Take from the listing each line that has the string "Afloat".

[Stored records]
···

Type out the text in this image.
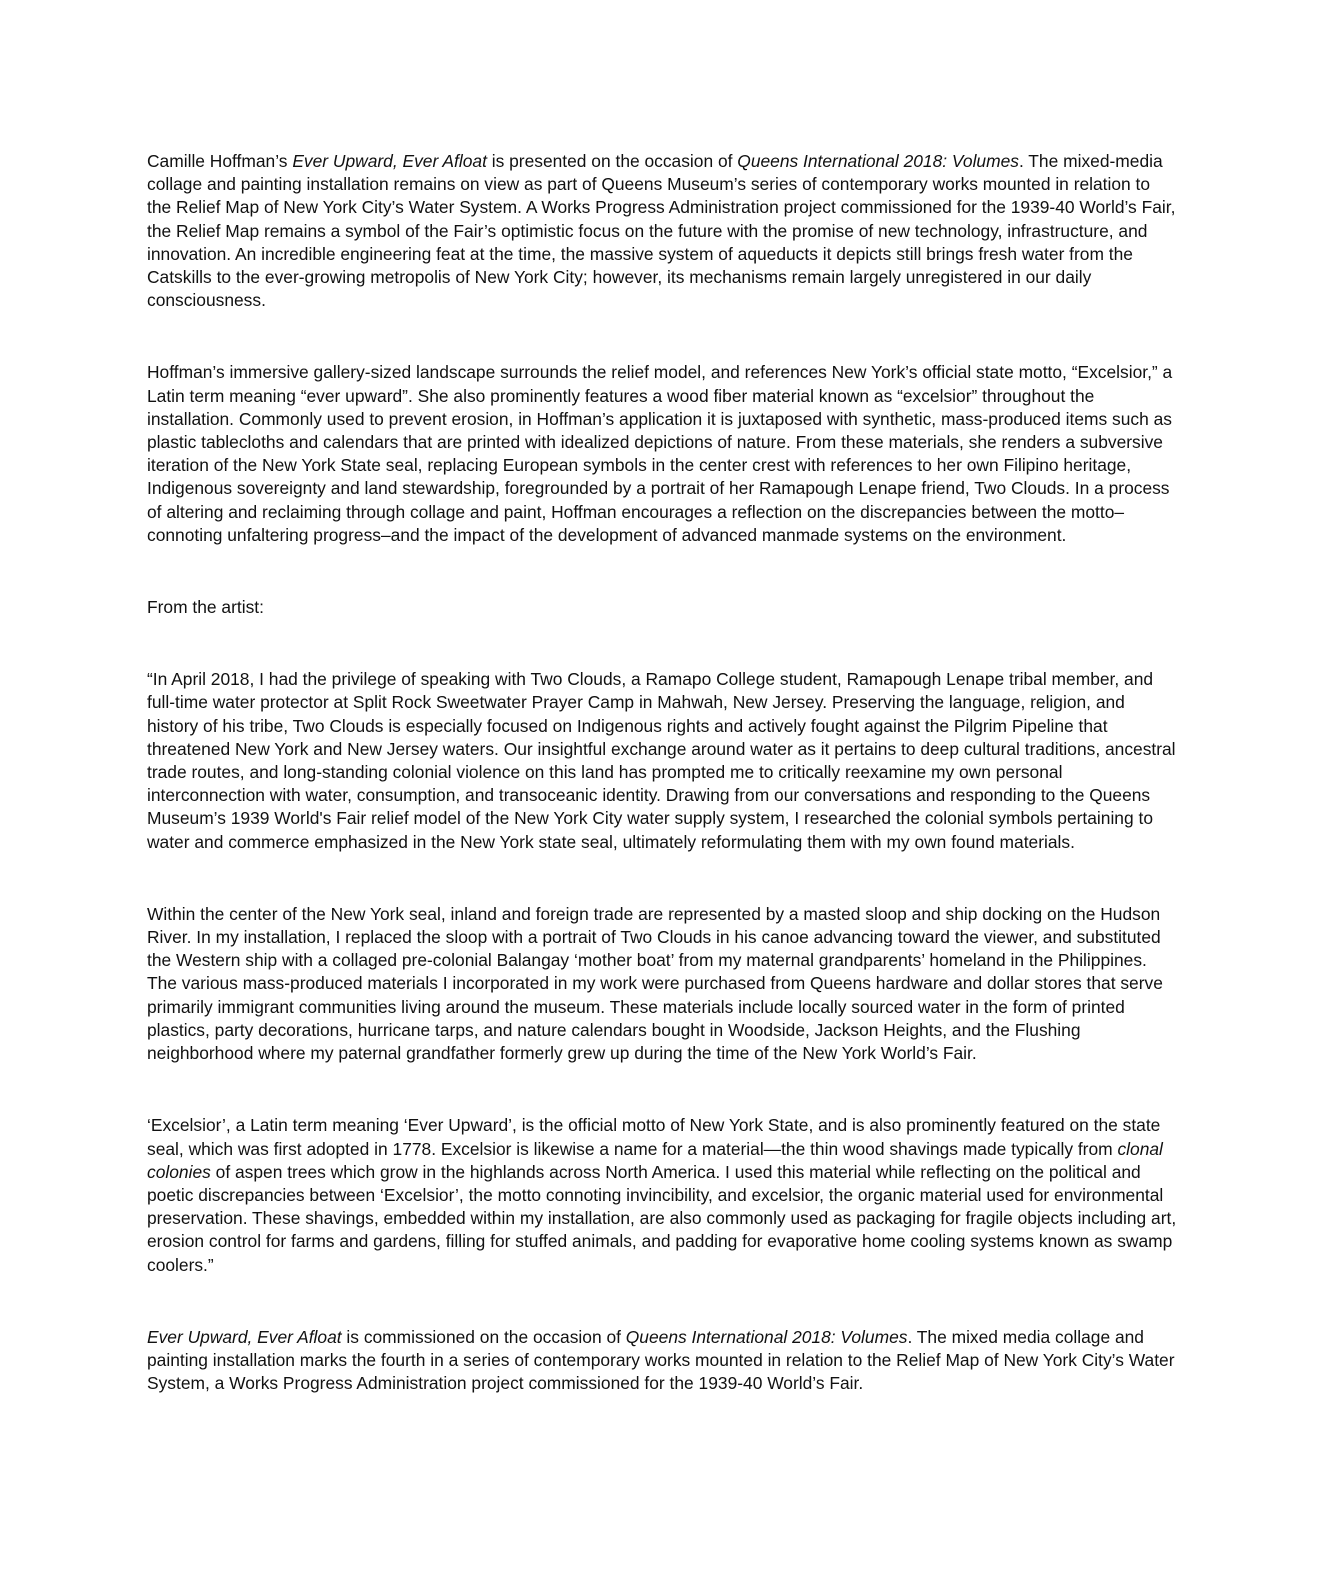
Camille Hoffman’s Ever Upward, Ever Afloat is presented on the occasion of Queens International 2018: Volumes. The mixed-media collage and painting installation remains on view as part of Queens Museum’s series of contemporary works mounted in relation to the Relief Map of New York City’s Water System. A Works Progress Administration project commissioned for the 1939-40 World’s Fair, the Relief Map remains a symbol of the Fair’s optimistic focus on the future with the promise of new technology, infrastructure, and innovation. An incredible engineering feat at the time, the massive system of aqueducts it depicts still brings fresh water from the Catskills to the ever-growing metropolis of New York City; however, its mechanisms remain largely unregistered in our daily consciousness.

Hoffman’s immersive gallery-sized landscape surrounds the relief model, and references New York’s official state motto, “Excelsior,” a Latin term meaning “ever upward”. She also prominently features a wood fiber material known as “excelsior” throughout the installation. Commonly used to prevent erosion, in Hoffman’s application it is juxtaposed with synthetic, mass-produced items such as plastic tablecloths and calendars that are printed with idealized depictions of nature. From these materials, she renders a subversive iteration of the New York State seal, replacing European symbols in the center crest with references to her own Filipino heritage, Indigenous sovereignty and land stewardship, foregrounded by a portrait of her Ramapough Lenape friend, Two Clouds. In a process of altering and reclaiming through collage and paint, Hoffman encourages a reflection on the discrepancies between the motto–connoting unfaltering progress–and the impact of the development of advanced manmade systems on the environment.

From the artist:

“In April 2018, I had the privilege of speaking with Two Clouds, a Ramapo College student, Ramapough Lenape tribal member, and full-time water protector at Split Rock Sweetwater Prayer Camp in Mahwah, New Jersey. Preserving the language, religion, and history of his tribe, Two Clouds is especially focused on Indigenous rights and actively fought against the Pilgrim Pipeline that threatened New York and New Jersey waters. Our insightful exchange around water as it pertains to deep cultural traditions, ancestral trade routes, and long-standing colonial violence on this land has prompted me to critically reexamine my own personal interconnection with water, consumption, and transoceanic identity. Drawing from our conversations and responding to the Queens Museum’s 1939 World's Fair relief model of the New York City water supply system, I researched the colonial symbols pertaining to water and commerce emphasized in the New York state seal, ultimately reformulating them with my own found materials.

Within the center of the New York seal, inland and foreign trade are represented by a masted sloop and ship docking on the Hudson River. In my installation, I replaced the sloop with a portrait of Two Clouds in his canoe advancing toward the viewer, and substituted the Western ship with a collaged pre-colonial Balangay ‘mother boat’ from my maternal grandparents’ homeland in the Philippines. The various mass-produced materials I incorporated in my work were purchased from Queens hardware and dollar stores that serve primarily immigrant communities living around the museum. These materials include locally sourced water in the form of printed plastics, party decorations, hurricane tarps, and nature calendars bought in Woodside, Jackson Heights, and the Flushing neighborhood where my paternal grandfather formerly grew up during the time of the New York World’s Fair.

‘Excelsior’, a Latin term meaning ‘Ever Upward’, is the official motto of New York State, and is also prominently featured on the state seal, which was first adopted in 1778. Excelsior is likewise a name for a material—the thin wood shavings made typically from clonal colonies of aspen trees which grow in the highlands across North America. I used this material while reflecting on the political and poetic discrepancies between ‘Excelsior’, the motto connoting invincibility, and excelsior, the organic material used for environmental preservation. These shavings, embedded within my installation, are also commonly used as packaging for fragile objects including art, erosion control for farms and gardens, filling for stuffed animals, and padding for evaporative home cooling systems known as swamp coolers.”

Ever Upward, Ever Afloat is commissioned on the occasion of Queens International 2018: Volumes. The mixed media collage and painting installation marks the fourth in a series of contemporary works mounted in relation to the Relief Map of New York City’s Water System, a Works Progress Administration project commissioned for the 1939-40 World’s Fair.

···

■ **Written response**
Camille Hoffman’s Ever Upward, Ever Afloat is presented on the occasion of Queens International 2018: Volumes. The mixed-media collage and painting installation remains on view as part of Queens Museum’s series of contemporary works mounted in relation to the Relief Map of New York City’s Water System. A Works Progress Administration project commissioned for the 1939-40 World’s Fair, the Relief Map remains a symbol of the Fair’s optimistic focus on the future with the promise of new technology, infrastructure, and innovation. An incredible engineering feat at the time, the massive system of aqueducts it depicts still brings fresh water from the Catskills to the ever-growing metropolis of New York City; however, its mechanisms remain largely unregistered in our daily consciousness.
Ever Upward, Ever Afloat is commissioned on the occasion of Queens International 2018: Volumes. The mixed media collage and painting installation marks the fourth in a series of contemporary works mounted in relation to the Relief Map of New York City’s Water System, a Works Progress Administration project commissioned for the 1939-40 World’s Fair.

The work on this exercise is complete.